After the Hurricane, Nature Shows Another of Its Powers

Photo Feature by Reynaldo La O

HAVANA TIMES – Matthew, the strongest hurricane to strike the easternmost region of Cuba, entered the island at Punta Caleta, a coastal town belonging to the municipality of Maisi, Guantanamo on  October 4, 2016.

It brought sustained winds of 150 miles per hour and heavy rains, and left in its wake significant damage to the economy and services, to homes, agriculture and flora.

There were five municipalities in the Guantanamo territory severely affected by this intense storm, a Category 4 on the Saffir-Simpson scale.

Hours after leaving the island, the destruction of homes, roads, offices, businesses, telecommunications and electricity services and farms were all too evident.

Today, five months after its passage, the population and the Cuban Government are busy at work in the recovery of those territories. And even though it is silent and solitary, the natural environment is also in its process of restoration.

......

| WHAT TO DO |
1. In the hurricane article, at which coastal town did Matthew enter Cuba?
2. Retype, word for word, the part of the hurricane article that opens with the words containing "Photo Feature by" and closes with "all too evident.".

| AVAILABLE DATA |
......

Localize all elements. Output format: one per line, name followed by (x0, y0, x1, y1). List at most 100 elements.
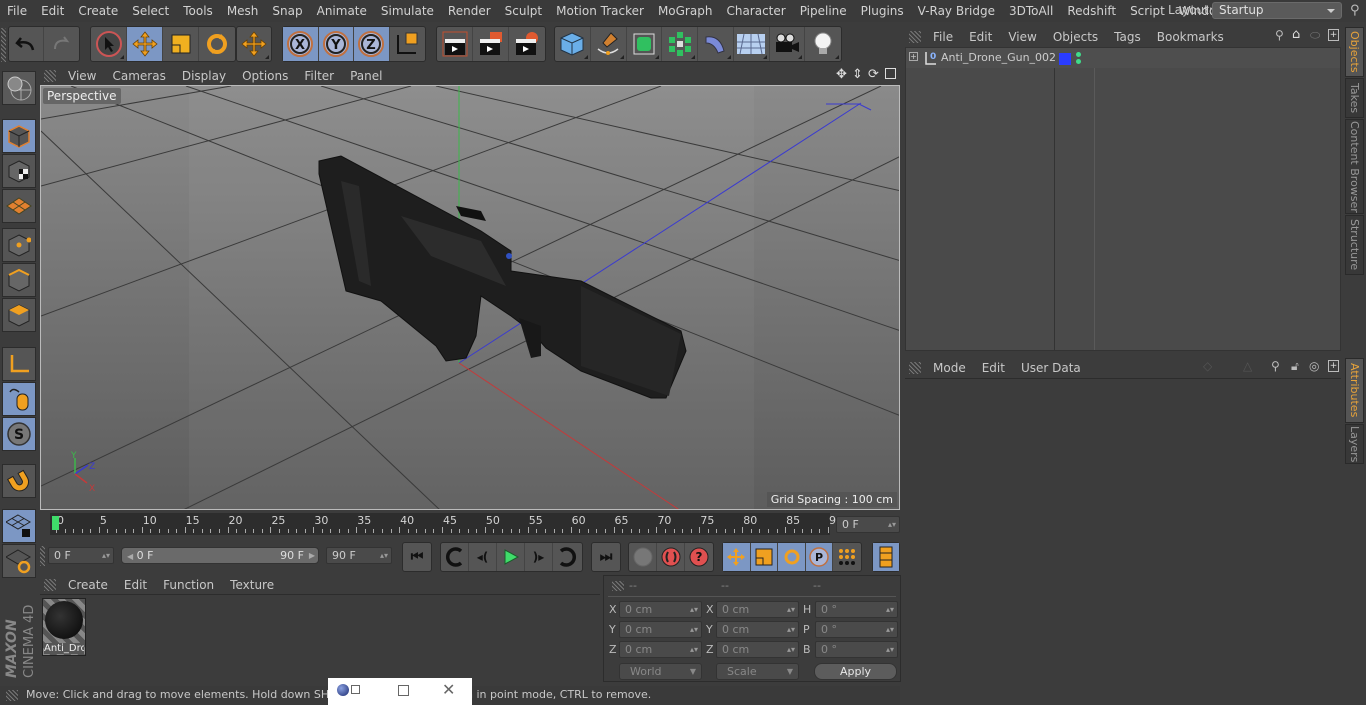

......

| ANSWERS GIVEN |
1. Punta Caleta

2.
Photo Feature by Reynaldo La O

HAVANA TIMES – Matthew, the strongest hurricane to strike the easternmost region of Cuba, entered the island at Punta Caleta, a coastal town belonging to the municipality of Maisi, Guantanamo on  October 4, 2016.

It brought sustained winds of 150 miles per hour and heavy rains, and left in its wake significant damage to the economy and services, to homes, agriculture and flora.

There were five municipalities in the Guantanamo territory severely affected by this intense storm, a Category 4 on the Saffir-Simpson scale.

Hours after leaving the island, the destruction of homes, roads, offices, businesses, telecommunications and electricity services and farms were all too evident.